╭──

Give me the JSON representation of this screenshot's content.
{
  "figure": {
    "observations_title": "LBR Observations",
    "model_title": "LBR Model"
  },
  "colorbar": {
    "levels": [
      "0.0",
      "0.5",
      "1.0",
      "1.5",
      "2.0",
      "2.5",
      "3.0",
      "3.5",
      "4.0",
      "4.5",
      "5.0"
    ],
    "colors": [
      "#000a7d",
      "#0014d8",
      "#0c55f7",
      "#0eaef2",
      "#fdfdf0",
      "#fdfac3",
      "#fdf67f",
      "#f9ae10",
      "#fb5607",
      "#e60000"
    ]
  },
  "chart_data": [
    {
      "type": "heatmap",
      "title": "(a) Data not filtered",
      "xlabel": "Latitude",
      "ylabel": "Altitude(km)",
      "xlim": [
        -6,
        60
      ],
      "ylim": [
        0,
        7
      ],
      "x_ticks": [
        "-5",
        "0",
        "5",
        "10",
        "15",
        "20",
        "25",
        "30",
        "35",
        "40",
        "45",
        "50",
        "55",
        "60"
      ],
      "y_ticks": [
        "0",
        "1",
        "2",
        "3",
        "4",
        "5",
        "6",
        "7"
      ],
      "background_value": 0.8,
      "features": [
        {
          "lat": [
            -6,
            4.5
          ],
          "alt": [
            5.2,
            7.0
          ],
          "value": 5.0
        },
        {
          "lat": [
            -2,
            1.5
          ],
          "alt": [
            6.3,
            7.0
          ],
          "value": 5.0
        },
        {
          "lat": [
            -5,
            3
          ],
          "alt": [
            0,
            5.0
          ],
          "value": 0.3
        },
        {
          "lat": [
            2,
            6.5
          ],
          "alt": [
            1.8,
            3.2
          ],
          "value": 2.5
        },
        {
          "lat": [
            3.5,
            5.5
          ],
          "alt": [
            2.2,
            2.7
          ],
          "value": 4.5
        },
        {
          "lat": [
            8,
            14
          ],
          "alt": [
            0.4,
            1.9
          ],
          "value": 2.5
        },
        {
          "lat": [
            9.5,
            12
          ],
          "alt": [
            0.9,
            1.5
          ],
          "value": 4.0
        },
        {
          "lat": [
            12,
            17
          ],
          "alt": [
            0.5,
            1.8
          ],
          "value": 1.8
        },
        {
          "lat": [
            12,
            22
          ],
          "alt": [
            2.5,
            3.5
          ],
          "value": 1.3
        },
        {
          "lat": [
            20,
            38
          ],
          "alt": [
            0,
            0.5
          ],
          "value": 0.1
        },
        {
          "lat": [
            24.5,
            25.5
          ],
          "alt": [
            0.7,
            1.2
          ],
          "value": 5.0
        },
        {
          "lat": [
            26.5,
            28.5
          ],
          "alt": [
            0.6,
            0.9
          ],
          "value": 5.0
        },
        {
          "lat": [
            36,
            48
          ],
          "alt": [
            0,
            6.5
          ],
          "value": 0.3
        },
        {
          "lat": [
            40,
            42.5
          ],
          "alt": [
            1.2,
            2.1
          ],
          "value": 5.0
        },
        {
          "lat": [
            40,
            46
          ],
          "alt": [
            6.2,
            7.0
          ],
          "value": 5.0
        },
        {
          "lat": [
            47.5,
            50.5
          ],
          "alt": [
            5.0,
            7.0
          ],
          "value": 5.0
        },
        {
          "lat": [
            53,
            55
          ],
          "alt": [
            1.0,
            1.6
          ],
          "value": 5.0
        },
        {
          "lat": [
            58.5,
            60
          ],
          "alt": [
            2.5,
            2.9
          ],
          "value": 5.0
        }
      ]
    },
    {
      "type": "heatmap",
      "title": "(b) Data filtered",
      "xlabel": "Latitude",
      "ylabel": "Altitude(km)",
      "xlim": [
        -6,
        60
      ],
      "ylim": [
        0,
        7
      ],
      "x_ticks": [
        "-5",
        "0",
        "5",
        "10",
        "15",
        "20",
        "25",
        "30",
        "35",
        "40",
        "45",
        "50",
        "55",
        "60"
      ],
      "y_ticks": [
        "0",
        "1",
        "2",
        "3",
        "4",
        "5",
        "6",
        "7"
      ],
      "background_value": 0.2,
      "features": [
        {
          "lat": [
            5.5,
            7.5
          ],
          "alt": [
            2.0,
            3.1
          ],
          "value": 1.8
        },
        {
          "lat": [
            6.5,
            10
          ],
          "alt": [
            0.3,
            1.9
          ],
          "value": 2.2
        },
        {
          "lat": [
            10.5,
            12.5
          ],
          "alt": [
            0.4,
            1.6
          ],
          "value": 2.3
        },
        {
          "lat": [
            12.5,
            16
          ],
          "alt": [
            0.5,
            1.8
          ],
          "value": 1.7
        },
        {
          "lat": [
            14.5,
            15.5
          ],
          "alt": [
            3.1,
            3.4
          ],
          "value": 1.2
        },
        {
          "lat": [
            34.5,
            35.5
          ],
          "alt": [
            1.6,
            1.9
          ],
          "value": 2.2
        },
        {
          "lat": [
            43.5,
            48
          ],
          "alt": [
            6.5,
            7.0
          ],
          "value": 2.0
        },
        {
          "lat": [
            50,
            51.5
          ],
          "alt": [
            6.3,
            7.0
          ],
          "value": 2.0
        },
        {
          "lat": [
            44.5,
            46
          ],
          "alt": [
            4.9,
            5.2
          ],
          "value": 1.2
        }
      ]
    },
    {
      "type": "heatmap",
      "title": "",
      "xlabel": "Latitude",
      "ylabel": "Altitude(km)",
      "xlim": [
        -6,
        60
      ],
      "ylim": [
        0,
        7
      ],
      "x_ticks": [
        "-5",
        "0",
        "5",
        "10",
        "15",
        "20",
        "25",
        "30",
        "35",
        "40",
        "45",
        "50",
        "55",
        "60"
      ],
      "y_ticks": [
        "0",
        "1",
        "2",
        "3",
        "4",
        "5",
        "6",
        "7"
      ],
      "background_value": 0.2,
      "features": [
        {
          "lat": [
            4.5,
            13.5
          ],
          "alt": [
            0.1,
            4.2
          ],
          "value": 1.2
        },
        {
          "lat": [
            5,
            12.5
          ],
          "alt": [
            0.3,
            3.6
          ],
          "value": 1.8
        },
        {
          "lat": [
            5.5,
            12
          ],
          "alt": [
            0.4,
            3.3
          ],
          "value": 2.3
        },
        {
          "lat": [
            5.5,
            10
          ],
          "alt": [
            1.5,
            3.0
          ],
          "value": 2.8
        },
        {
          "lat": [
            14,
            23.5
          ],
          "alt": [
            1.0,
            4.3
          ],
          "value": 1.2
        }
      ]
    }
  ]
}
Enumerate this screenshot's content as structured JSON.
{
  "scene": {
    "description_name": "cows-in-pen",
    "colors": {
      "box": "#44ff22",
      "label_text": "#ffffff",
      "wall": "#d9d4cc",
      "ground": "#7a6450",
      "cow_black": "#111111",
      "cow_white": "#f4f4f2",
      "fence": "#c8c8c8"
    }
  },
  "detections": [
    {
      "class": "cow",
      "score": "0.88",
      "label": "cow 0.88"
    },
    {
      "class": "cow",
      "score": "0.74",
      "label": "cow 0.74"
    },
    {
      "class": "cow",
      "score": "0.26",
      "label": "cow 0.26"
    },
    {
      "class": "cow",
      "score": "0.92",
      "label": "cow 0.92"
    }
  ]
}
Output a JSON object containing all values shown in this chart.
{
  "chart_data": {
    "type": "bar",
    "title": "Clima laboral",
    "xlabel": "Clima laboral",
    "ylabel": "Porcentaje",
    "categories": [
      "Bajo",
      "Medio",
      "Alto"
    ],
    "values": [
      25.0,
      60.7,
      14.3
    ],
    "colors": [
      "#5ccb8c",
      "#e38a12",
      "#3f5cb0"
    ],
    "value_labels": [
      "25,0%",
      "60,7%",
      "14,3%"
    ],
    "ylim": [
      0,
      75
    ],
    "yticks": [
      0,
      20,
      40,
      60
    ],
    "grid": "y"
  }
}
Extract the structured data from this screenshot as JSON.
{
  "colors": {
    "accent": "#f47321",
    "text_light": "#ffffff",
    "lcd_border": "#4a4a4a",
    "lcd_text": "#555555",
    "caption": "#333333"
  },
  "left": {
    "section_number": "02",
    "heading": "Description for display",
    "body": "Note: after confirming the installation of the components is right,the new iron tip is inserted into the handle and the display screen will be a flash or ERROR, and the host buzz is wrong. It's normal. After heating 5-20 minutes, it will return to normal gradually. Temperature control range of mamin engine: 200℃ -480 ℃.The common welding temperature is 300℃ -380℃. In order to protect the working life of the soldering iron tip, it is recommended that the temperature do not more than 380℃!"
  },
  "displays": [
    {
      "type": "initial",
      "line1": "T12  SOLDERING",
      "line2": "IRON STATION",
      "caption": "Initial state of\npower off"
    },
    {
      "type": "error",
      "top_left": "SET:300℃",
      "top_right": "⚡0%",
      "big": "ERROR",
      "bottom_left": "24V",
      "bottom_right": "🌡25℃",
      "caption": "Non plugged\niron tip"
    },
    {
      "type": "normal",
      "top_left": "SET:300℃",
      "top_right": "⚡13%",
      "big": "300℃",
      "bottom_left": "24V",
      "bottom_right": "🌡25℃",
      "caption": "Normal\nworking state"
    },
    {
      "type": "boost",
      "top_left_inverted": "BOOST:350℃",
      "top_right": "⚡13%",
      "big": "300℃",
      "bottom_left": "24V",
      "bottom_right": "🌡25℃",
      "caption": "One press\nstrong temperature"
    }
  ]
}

╰──

#### Instructions to follow
Copy out the lines that hold "laboral".

#### Result of the task
    "title": "Clima laboral",
    "xlabel": "Clima laboral",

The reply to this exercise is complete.